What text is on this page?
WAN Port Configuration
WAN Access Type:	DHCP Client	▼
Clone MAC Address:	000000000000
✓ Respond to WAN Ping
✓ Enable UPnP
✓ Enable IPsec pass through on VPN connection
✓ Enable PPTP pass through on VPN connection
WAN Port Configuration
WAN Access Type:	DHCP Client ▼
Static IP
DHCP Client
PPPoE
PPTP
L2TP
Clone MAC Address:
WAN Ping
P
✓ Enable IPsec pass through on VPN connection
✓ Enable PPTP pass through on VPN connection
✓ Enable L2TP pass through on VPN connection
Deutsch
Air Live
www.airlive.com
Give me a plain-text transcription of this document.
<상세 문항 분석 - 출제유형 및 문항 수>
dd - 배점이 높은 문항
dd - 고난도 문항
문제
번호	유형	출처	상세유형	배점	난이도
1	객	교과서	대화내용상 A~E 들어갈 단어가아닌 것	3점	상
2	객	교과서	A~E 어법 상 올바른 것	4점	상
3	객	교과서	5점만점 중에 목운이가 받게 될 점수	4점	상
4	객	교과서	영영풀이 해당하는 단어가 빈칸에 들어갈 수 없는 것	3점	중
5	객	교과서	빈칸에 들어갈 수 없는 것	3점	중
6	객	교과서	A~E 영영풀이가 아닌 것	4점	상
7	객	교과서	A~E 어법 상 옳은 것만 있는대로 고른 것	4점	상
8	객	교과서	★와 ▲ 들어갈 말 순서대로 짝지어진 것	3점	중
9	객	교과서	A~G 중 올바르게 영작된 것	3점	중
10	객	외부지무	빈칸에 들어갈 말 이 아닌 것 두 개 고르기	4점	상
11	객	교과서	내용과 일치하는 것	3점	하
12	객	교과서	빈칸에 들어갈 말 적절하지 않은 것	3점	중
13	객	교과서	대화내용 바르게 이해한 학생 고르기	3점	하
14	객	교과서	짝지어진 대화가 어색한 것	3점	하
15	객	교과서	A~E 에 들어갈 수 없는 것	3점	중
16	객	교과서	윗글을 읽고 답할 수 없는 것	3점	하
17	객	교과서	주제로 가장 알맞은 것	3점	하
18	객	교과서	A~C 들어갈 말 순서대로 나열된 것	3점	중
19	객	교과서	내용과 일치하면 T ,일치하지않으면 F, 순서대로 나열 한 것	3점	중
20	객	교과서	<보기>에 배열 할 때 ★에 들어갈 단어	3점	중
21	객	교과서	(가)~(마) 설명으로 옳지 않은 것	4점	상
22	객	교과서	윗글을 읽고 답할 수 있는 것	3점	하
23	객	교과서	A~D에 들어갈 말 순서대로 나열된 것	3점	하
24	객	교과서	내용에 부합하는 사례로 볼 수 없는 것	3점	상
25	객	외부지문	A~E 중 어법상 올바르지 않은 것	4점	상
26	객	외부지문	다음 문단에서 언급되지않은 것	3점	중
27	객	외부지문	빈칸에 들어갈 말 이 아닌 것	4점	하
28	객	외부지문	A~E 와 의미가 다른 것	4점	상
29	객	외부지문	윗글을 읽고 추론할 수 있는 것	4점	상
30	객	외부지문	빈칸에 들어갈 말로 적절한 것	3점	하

What needs to be done —
Extract the listing in its entirety, matching it exactly.

Task output —
What text is on this page?
WAN Port Configuration
WAN Access Type:	DHCP Client	▼
Clone MAC Address:	000000000000
✓ Respond to WAN Ping
✓ Enable UPnP
✓ Enable IPsec pass through on VPN connection
✓ Enable PPTP pass through on VPN connection
WAN Port Configuration
WAN Access Type:	DHCP Client ▼
Static IP
DHCP Client
PPPoE
PPTP
L2TP
Clone MAC Address:
WAN Ping
P
✓ Enable IPsec pass through on VPN connection
✓ Enable PPTP pass through on VPN connection
✓ Enable L2TP pass through on VPN connection
Deutsch
Air Live
www.airlive.com
Give me a plain-text transcription of this document.
<상세 문항 분석 - 출제유형 및 문항 수>
dd - 배점이 높은 문항
dd - 고난도 문항
문제
번호	유형	출처	상세유형	배점	난이도
1	객	교과서	대화내용상 A~E 들어갈 단어가아닌 것	3점	상
2	객	교과서	A~E 어법 상 올바른 것	4점	상
3	객	교과서	5점만점 중에 목운이가 받게 될 점수	4점	상
4	객	교과서	영영풀이 해당하는 단어가 빈칸에 들어갈 수 없는 것	3점	중
5	객	교과서	빈칸에 들어갈 수 없는 것	3점	중
6	객	교과서	A~E 영영풀이가 아닌 것	4점	상
7	객	교과서	A~E 어법 상 옳은 것만 있는대로 고른 것	4점	상
8	객	교과서	★와 ▲ 들어갈 말 순서대로 짝지어진 것	3점	중
9	객	교과서	A~G 중 올바르게 영작된 것	3점	중
10	객	외부지무	빈칸에 들어갈 말 이 아닌 것 두 개 고르기	4점	상
11	객	교과서	내용과 일치하는 것	3점	하
12	객	교과서	빈칸에 들어갈 말 적절하지 않은 것	3점	중
13	객	교과서	대화내용 바르게 이해한 학생 고르기	3점	하
14	객	교과서	짝지어진 대화가 어색한 것	3점	하
15	객	교과서	A~E 에 들어갈 수 없는 것	3점	중
16	객	교과서	윗글을 읽고 답할 수 없는 것	3점	하
17	객	교과서	주제로 가장 알맞은 것	3점	하
18	객	교과서	A~C 들어갈 말 순서대로 나열된 것	3점	중
19	객	교과서	내용과 일치하면 T ,일치하지않으면 F, 순서대로 나열 한 것	3점	중
20	객	교과서	<보기>에 배열 할 때 ★에 들어갈 단어	3점	중
21	객	교과서	(가)~(마) 설명으로 옳지 않은 것	4점	상
22	객	교과서	윗글을 읽고 답할 수 있는 것	3점	하
23	객	교과서	A~D에 들어갈 말 순서대로 나열된 것	3점	하
24	객	교과서	내용에 부합하는 사례로 볼 수 없는 것	3점	상
25	객	외부지문	A~E 중 어법상 올바르지 않은 것	4점	상
26	객	외부지문	다음 문단에서 언급되지않은 것	3점	중
27	객	외부지문	빈칸에 들어갈 말 이 아닌 것	4점	하
28	객	외부지문	A~E 와 의미가 다른 것	4점	상
29	객	외부지문	윗글을 읽고 추론할 수 있는 것	4점	상
30	객	외부지문	빈칸에 들어갈 말로 적절한 것	3점	하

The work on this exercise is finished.